= Supplied information =
— begin —

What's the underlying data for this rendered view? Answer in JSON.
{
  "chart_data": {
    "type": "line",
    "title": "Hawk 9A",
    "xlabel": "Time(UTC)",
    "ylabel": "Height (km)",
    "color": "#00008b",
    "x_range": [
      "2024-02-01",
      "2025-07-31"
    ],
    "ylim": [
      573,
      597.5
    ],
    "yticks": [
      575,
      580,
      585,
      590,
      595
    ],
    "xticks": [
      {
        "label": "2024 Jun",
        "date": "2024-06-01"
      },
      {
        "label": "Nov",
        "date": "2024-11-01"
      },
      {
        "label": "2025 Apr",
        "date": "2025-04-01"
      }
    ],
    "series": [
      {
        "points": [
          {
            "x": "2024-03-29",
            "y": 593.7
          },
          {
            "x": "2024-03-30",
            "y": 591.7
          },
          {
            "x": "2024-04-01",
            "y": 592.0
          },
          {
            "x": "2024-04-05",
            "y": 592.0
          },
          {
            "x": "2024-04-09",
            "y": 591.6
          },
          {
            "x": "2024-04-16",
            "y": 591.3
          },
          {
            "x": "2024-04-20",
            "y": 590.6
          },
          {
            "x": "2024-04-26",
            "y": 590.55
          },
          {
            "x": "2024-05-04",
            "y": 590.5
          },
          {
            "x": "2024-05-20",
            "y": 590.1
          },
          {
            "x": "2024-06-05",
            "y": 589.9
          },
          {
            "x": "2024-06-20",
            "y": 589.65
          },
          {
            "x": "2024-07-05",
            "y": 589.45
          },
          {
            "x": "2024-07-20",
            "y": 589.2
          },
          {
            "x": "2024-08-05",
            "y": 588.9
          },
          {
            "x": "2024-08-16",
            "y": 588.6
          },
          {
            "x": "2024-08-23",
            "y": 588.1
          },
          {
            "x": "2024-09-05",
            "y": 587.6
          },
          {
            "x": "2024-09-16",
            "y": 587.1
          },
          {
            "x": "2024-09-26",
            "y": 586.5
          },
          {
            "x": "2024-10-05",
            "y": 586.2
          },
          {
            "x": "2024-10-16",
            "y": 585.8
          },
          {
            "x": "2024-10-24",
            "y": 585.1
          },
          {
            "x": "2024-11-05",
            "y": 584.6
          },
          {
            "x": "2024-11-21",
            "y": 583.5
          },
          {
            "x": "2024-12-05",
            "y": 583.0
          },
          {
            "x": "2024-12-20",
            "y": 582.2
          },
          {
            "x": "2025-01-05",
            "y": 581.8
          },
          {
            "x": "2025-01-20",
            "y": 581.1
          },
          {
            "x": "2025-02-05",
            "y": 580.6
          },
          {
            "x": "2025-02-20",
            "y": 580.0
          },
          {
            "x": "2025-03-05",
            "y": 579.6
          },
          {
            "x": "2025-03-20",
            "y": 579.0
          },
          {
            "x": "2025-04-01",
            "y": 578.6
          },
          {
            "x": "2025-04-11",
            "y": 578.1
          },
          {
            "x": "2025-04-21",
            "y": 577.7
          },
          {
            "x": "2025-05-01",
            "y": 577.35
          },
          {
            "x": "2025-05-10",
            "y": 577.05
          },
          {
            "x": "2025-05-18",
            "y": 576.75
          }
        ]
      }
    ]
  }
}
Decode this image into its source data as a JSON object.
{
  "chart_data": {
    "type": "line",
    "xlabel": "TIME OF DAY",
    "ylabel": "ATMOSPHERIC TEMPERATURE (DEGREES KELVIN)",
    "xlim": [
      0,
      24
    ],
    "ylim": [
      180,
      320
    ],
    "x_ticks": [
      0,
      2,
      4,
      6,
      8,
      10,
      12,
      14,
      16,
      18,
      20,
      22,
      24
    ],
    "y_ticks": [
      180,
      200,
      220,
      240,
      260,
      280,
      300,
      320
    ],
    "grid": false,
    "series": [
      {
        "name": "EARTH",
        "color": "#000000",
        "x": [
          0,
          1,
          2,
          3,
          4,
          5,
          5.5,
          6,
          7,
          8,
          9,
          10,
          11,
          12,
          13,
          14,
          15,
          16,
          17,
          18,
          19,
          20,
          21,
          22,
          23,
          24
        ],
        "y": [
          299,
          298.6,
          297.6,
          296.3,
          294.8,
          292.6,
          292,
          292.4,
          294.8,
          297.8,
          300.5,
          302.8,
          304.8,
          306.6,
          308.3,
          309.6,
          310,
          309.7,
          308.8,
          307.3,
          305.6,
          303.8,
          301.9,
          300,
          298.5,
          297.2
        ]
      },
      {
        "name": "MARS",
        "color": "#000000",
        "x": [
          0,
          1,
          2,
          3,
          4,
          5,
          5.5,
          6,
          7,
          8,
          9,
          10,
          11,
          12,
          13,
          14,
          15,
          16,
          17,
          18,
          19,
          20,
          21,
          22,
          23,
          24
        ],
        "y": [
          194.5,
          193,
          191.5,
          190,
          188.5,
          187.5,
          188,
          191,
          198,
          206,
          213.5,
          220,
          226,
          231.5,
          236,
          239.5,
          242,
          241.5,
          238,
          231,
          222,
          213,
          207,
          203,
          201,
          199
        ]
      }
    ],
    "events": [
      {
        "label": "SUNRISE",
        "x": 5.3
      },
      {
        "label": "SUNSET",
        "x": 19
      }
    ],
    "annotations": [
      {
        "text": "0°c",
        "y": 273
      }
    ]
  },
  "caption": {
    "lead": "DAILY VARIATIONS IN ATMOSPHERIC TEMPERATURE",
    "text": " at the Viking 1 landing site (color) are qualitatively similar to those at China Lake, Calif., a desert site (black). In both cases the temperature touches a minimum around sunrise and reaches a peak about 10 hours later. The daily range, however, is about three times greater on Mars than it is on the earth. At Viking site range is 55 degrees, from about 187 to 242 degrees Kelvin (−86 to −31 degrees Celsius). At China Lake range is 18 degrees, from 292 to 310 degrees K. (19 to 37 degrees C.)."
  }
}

— end —

= Goal =
Reproduce the material above exactly; please quote every line of it.

= Answer to this problem =
What's the underlying data for this rendered view? Answer in JSON.
{
  "chart_data": {
    "type": "line",
    "title": "Hawk 9A",
    "xlabel": "Time(UTC)",
    "ylabel": "Height (km)",
    "color": "#00008b",
    "x_range": [
      "2024-02-01",
      "2025-07-31"
    ],
    "ylim": [
      573,
      597.5
    ],
    "yticks": [
      575,
      580,
      585,
      590,
      595
    ],
    "xticks": [
      {
        "label": "2024 Jun",
        "date": "2024-06-01"
      },
      {
        "label": "Nov",
        "date": "2024-11-01"
      },
      {
        "label": "2025 Apr",
        "date": "2025-04-01"
      }
    ],
    "series": [
      {
        "points": [
          {
            "x": "2024-03-29",
            "y": 593.7
          },
          {
            "x": "2024-03-30",
            "y": 591.7
          },
          {
            "x": "2024-04-01",
            "y": 592.0
          },
          {
            "x": "2024-04-05",
            "y": 592.0
          },
          {
            "x": "2024-04-09",
            "y": 591.6
          },
          {
            "x": "2024-04-16",
            "y": 591.3
          },
          {
            "x": "2024-04-20",
            "y": 590.6
          },
          {
            "x": "2024-04-26",
            "y": 590.55
          },
          {
            "x": "2024-05-04",
            "y": 590.5
          },
          {
            "x": "2024-05-20",
            "y": 590.1
          },
          {
            "x": "2024-06-05",
            "y": 589.9
          },
          {
            "x": "2024-06-20",
            "y": 589.65
          },
          {
            "x": "2024-07-05",
            "y": 589.45
          },
          {
            "x": "2024-07-20",
            "y": 589.2
          },
          {
            "x": "2024-08-05",
            "y": 588.9
          },
          {
            "x": "2024-08-16",
            "y": 588.6
          },
          {
            "x": "2024-08-23",
            "y": 588.1
          },
          {
            "x": "2024-09-05",
            "y": 587.6
          },
          {
            "x": "2024-09-16",
            "y": 587.1
          },
          {
            "x": "2024-09-26",
            "y": 586.5
          },
          {
            "x": "2024-10-05",
            "y": 586.2
          },
          {
            "x": "2024-10-16",
            "y": 585.8
          },
          {
            "x": "2024-10-24",
            "y": 585.1
          },
          {
            "x": "2024-11-05",
            "y": 584.6
          },
          {
            "x": "2024-11-21",
            "y": 583.5
          },
          {
            "x": "2024-12-05",
            "y": 583.0
          },
          {
            "x": "2024-12-20",
            "y": 582.2
          },
          {
            "x": "2025-01-05",
            "y": 581.8
          },
          {
            "x": "2025-01-20",
            "y": 581.1
          },
          {
            "x": "2025-02-05",
            "y": 580.6
          },
          {
            "x": "2025-02-20",
            "y": 580.0
          },
          {
            "x": "2025-03-05",
            "y": 579.6
          },
          {
            "x": "2025-03-20",
            "y": 579.0
          },
          {
            "x": "2025-04-01",
            "y": 578.6
          },
          {
            "x": "2025-04-11",
            "y": 578.1
          },
          {
            "x": "2025-04-21",
            "y": 577.7
          },
          {
            "x": "2025-05-01",
            "y": 577.35
          },
          {
            "x": "2025-05-10",
            "y": 577.05
          },
          {
            "x": "2025-05-18",
            "y": 576.75
          }
        ]
      }
    ]
  }
}
Decode this image into its source data as a JSON object.
{
  "chart_data": {
    "type": "line",
    "xlabel": "TIME OF DAY",
    "ylabel": "ATMOSPHERIC TEMPERATURE (DEGREES KELVIN)",
    "xlim": [
      0,
      24
    ],
    "ylim": [
      180,
      320
    ],
    "x_ticks": [
      0,
      2,
      4,
      6,
      8,
      10,
      12,
      14,
      16,
      18,
      20,
      22,
      24
    ],
    "y_ticks": [
      180,
      200,
      220,
      240,
      260,
      280,
      300,
      320
    ],
    "grid": false,
    "series": [
      {
        "name": "EARTH",
        "color": "#000000",
        "x": [
          0,
          1,
          2,
          3,
          4,
          5,
          5.5,
          6,
          7,
          8,
          9,
          10,
          11,
          12,
          13,
          14,
          15,
          16,
          17,
          18,
          19,
          20,
          21,
          22,
          23,
          24
        ],
        "y": [
          299,
          298.6,
          297.6,
          296.3,
          294.8,
          292.6,
          292,
          292.4,
          294.8,
          297.8,
          300.5,
          302.8,
          304.8,
          306.6,
          308.3,
          309.6,
          310,
          309.7,
          308.8,
          307.3,
          305.6,
          303.8,
          301.9,
          300,
          298.5,
          297.2
        ]
      },
      {
        "name": "MARS",
        "color": "#000000",
        "x": [
          0,
          1,
          2,
          3,
          4,
          5,
          5.5,
          6,
          7,
          8,
          9,
          10,
          11,
          12,
          13,
          14,
          15,
          16,
          17,
          18,
          19,
          20,
          21,
          22,
          23,
          24
        ],
        "y": [
          194.5,
          193,
          191.5,
          190,
          188.5,
          187.5,
          188,
          191,
          198,
          206,
          213.5,
          220,
          226,
          231.5,
          236,
          239.5,
          242,
          241.5,
          238,
          231,
          222,
          213,
          207,
          203,
          201,
          199
        ]
      }
    ],
    "events": [
      {
        "label": "SUNRISE",
        "x": 5.3
      },
      {
        "label": "SUNSET",
        "x": 19
      }
    ],
    "annotations": [
      {
        "text": "0°c",
        "y": 273
      }
    ]
  },
  "caption": {
    "lead": "DAILY VARIATIONS IN ATMOSPHERIC TEMPERATURE",
    "text": " at the Viking 1 landing site (color) are qualitatively similar to those at China Lake, Calif., a desert site (black). In both cases the temperature touches a minimum around sunrise and reaches a peak about 10 hours later. The daily range, however, is about three times greater on Mars than it is on the earth. At Viking site range is 55 degrees, from about 187 to 242 degrees Kelvin (−86 to −31 degrees Celsius). At China Lake range is 18 degrees, from 292 to 310 degrees K. (19 to 37 degrees C.)."
  }
}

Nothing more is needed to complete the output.